## GIVEN REQUEST
Sift the listing for lines that hold the string "values" and pull them out.

··········

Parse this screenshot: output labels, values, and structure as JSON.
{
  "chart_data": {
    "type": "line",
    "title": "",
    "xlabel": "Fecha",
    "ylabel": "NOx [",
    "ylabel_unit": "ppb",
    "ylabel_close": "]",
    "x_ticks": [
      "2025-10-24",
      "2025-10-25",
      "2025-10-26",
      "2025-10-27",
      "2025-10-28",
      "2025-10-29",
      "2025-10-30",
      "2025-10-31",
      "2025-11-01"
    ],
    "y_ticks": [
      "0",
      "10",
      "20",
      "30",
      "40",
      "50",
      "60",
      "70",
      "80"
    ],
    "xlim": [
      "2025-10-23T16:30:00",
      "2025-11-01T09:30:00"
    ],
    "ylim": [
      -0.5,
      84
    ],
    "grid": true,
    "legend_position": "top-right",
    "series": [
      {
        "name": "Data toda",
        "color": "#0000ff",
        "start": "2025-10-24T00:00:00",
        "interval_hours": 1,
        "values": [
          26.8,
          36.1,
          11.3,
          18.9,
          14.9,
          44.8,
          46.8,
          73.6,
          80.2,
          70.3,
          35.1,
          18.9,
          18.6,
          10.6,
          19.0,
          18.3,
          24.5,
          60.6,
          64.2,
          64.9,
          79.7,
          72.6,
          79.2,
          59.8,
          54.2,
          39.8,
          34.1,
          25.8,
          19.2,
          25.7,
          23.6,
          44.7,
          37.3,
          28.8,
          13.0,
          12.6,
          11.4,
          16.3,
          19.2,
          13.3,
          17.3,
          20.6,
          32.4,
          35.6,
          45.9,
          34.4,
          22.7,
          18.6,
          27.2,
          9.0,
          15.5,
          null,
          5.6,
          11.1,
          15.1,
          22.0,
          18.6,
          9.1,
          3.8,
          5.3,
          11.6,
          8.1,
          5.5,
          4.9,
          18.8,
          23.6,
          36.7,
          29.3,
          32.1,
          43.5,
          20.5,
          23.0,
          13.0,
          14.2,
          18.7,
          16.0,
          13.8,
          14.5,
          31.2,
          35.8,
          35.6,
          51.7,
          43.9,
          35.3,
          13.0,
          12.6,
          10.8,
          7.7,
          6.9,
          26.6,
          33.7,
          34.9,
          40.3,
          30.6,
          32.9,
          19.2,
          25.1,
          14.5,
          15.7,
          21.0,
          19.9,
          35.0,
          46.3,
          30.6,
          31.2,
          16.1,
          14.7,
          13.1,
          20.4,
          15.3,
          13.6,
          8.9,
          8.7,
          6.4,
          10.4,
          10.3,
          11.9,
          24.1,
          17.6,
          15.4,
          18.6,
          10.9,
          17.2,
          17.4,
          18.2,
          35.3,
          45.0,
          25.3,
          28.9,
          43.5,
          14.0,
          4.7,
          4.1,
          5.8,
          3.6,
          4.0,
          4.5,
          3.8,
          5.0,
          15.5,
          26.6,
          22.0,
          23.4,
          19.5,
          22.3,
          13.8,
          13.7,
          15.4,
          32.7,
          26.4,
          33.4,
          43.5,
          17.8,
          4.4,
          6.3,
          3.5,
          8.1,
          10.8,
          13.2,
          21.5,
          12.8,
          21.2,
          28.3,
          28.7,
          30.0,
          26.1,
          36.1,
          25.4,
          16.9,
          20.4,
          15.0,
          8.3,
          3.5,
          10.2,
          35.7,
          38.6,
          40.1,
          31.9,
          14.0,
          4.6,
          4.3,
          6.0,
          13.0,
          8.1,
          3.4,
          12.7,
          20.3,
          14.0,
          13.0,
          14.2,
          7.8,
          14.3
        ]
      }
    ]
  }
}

··········

## OUTPUT FOR THIS EXERCISE
Parse this screenshot: output labels, values, and structure as JSON.
        "values": [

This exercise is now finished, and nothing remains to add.